→ Task requirements
Show all lines holding the string "transmission".

[Stored records]
* begin *

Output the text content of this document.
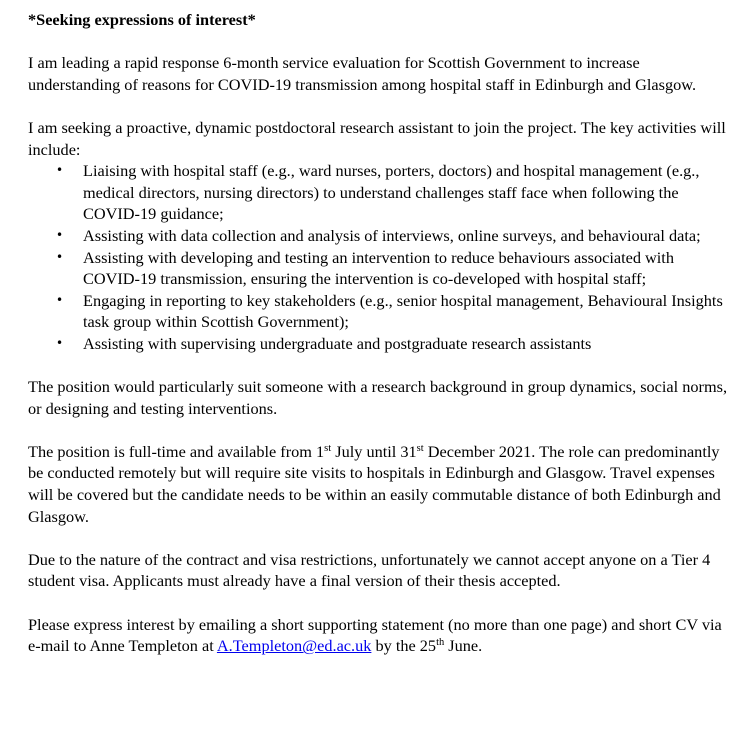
*Seeking expressions of interest*

I am leading a rapid response 6-month service evaluation for Scottish Government to increase understanding of reasons for COVID-19 transmission among hospital staff in Edinburgh and Glasgow.

I am seeking a proactive, dynamic postdoctoral research assistant to join the project. The key activities will include:

• Liaising with hospital staff (e.g., ward nurses, porters, doctors) and hospital management (e.g., medical directors, nursing directors) to understand challenges staff face when following the COVID-19 guidance;
• Assisting with data collection and analysis of interviews, online surveys, and behavioural data;
• Assisting with developing and testing an intervention to reduce behaviours associated with COVID-19 transmission, ensuring the intervention is co-developed with hospital staff;
• Engaging in reporting to key stakeholders (e.g., senior hospital management, Behavioural Insights task group within Scottish Government);
• Assisting with supervising undergraduate and postgraduate research assistants

The position would particularly suit someone with a research background in group dynamics, social norms, or designing and testing interventions.

The position is full-time and available from 1st July until 31st December 2021. The role can predominantly be conducted remotely but will require site visits to hospitals in Edinburgh and Glasgow. Travel expenses will be covered but the candidate needs to be within an easily commutable distance of both Edinburgh and Glasgow.

Due to the nature of the contract and visa restrictions, unfortunately we cannot accept anyone on a Tier 4 student visa. Applicants must already have a final version of their thesis accepted.

Please express interest by emailing a short supporting statement (no more than one page) and short CV via e-mail to Anne Templeton at A.Templeton@ed.ac.uk by the 25th June.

* end *

→ The solution
I am leading a rapid response 6-month service evaluation for Scottish Government to increase understanding of reasons for COVID-19 transmission among hospital staff in Edinburgh and Glasgow.
• Assisting with developing and testing an intervention to reduce behaviours associated with COVID-19 transmission, ensuring the intervention is co-developed with hospital staff;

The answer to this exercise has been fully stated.